WHAT THIS TASK INVOLVES
Extract every line below, verbatim.

(Stored records)
################
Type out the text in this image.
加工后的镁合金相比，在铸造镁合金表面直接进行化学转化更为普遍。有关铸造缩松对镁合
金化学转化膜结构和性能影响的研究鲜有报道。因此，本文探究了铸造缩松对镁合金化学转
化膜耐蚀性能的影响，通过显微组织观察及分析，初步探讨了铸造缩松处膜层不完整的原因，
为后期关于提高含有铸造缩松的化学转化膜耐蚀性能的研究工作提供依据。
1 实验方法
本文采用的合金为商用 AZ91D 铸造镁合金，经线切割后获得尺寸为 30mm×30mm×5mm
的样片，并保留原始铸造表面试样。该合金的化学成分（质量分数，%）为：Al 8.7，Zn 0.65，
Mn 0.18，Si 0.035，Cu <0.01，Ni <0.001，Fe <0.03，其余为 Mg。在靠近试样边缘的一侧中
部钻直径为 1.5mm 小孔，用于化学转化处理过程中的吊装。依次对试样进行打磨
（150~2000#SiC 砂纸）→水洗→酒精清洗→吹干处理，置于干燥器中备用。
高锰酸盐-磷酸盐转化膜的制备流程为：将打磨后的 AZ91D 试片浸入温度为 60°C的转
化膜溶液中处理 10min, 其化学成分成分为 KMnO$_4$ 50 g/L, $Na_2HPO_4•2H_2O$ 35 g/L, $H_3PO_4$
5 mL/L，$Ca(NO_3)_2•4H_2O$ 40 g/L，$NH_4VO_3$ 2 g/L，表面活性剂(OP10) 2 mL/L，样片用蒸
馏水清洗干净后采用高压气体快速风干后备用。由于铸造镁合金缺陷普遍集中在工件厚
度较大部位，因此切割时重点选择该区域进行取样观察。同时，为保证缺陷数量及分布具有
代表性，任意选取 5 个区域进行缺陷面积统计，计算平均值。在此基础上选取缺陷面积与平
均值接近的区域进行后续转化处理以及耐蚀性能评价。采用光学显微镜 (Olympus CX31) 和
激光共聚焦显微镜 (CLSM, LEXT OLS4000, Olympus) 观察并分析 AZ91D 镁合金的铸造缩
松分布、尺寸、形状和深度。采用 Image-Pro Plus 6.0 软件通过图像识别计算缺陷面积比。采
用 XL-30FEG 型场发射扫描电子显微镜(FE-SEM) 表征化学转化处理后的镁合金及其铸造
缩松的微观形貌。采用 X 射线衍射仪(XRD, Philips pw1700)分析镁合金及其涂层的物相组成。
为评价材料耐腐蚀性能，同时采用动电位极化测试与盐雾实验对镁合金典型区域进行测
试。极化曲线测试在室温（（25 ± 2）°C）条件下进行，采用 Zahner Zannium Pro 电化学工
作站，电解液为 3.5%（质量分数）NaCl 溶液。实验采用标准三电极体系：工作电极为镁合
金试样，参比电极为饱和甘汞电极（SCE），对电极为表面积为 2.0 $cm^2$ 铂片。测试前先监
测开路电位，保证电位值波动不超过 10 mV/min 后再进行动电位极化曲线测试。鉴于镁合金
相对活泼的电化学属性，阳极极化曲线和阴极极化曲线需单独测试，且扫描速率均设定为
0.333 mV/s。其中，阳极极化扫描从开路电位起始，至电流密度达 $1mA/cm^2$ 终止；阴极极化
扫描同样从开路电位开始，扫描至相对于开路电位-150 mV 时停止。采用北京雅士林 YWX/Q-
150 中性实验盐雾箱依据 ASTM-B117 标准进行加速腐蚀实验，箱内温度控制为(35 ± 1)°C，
################
TASK SOLUTION
Type out the text in this image.
加工后的镁合金相比，在铸造镁合金表面直接进行化学转化更为普遍。有关铸造缩松对镁合
金化学转化膜结构和性能影响的研究鲜有报道。因此，本文探究了铸造缩松对镁合金化学转
化膜耐蚀性能的影响，通过显微组织观察及分析，初步探讨了铸造缩松处膜层不完整的原因，
为后期关于提高含有铸造缩松的化学转化膜耐蚀性能的研究工作提供依据。
1 实验方法
本文采用的合金为商用 AZ91D 铸造镁合金，经线切割后获得尺寸为 30mm×30mm×5mm
的样片，并保留原始铸造表面试样。该合金的化学成分（质量分数，%）为：Al 8.7，Zn 0.65，
Mn 0.18，Si 0.035，Cu <0.01，Ni <0.001，Fe <0.03，其余为 Mg。在靠近试样边缘的一侧中
部钻直径为 1.5mm 小孔，用于化学转化处理过程中的吊装。依次对试样进行打磨
（150~2000#SiC 砂纸）→水洗→酒精清洗→吹干处理，置于干燥器中备用。
高锰酸盐-磷酸盐转化膜的制备流程为：将打磨后的 AZ91D 试片浸入温度为 60°C的转
化膜溶液中处理 10min, 其化学成分成分为 KMnO$_4$ 50 g/L, $Na_2HPO_4•2H_2O$ 35 g/L, $H_3PO_4$
5 mL/L，$Ca(NO_3)_2•4H_2O$ 40 g/L，$NH_4VO_3$ 2 g/L，表面活性剂(OP10) 2 mL/L，样片用蒸
馏水清洗干净后采用高压气体快速风干后备用。由于铸造镁合金缺陷普遍集中在工件厚
度较大部位，因此切割时重点选择该区域进行取样观察。同时，为保证缺陷数量及分布具有
代表性，任意选取 5 个区域进行缺陷面积统计，计算平均值。在此基础上选取缺陷面积与平
均值接近的区域进行后续转化处理以及耐蚀性能评价。采用光学显微镜 (Olympus CX31) 和
激光共聚焦显微镜 (CLSM, LEXT OLS4000, Olympus) 观察并分析 AZ91D 镁合金的铸造缩
松分布、尺寸、形状和深度。采用 Image-Pro Plus 6.0 软件通过图像识别计算缺陷面积比。采
用 XL-30FEG 型场发射扫描电子显微镜(FE-SEM) 表征化学转化处理后的镁合金及其铸造
缩松的微观形貌。采用 X 射线衍射仪(XRD, Philips pw1700)分析镁合金及其涂层的物相组成。
为评价材料耐腐蚀性能，同时采用动电位极化测试与盐雾实验对镁合金典型区域进行测
试。极化曲线测试在室温（（25 ± 2）°C）条件下进行，采用 Zahner Zannium Pro 电化学工
作站，电解液为 3.5%（质量分数）NaCl 溶液。实验采用标准三电极体系：工作电极为镁合
金试样，参比电极为饱和甘汞电极（SCE），对电极为表面积为 2.0 $cm^2$ 铂片。测试前先监
测开路电位，保证电位值波动不超过 10 mV/min 后再进行动电位极化曲线测试。鉴于镁合金
相对活泼的电化学属性，阳极极化曲线和阴极极化曲线需单独测试，且扫描速率均设定为
0.333 mV/s。其中，阳极极化扫描从开路电位起始，至电流密度达 $1mA/cm^2$ 终止；阴极极化
扫描同样从开路电位开始，扫描至相对于开路电位-150 mV 时停止。采用北京雅士林 YWX/Q-
150 中性实验盐雾箱依据 ASTM-B117 标准进行加速腐蚀实验，箱内温度控制为(35 ± 1)°C，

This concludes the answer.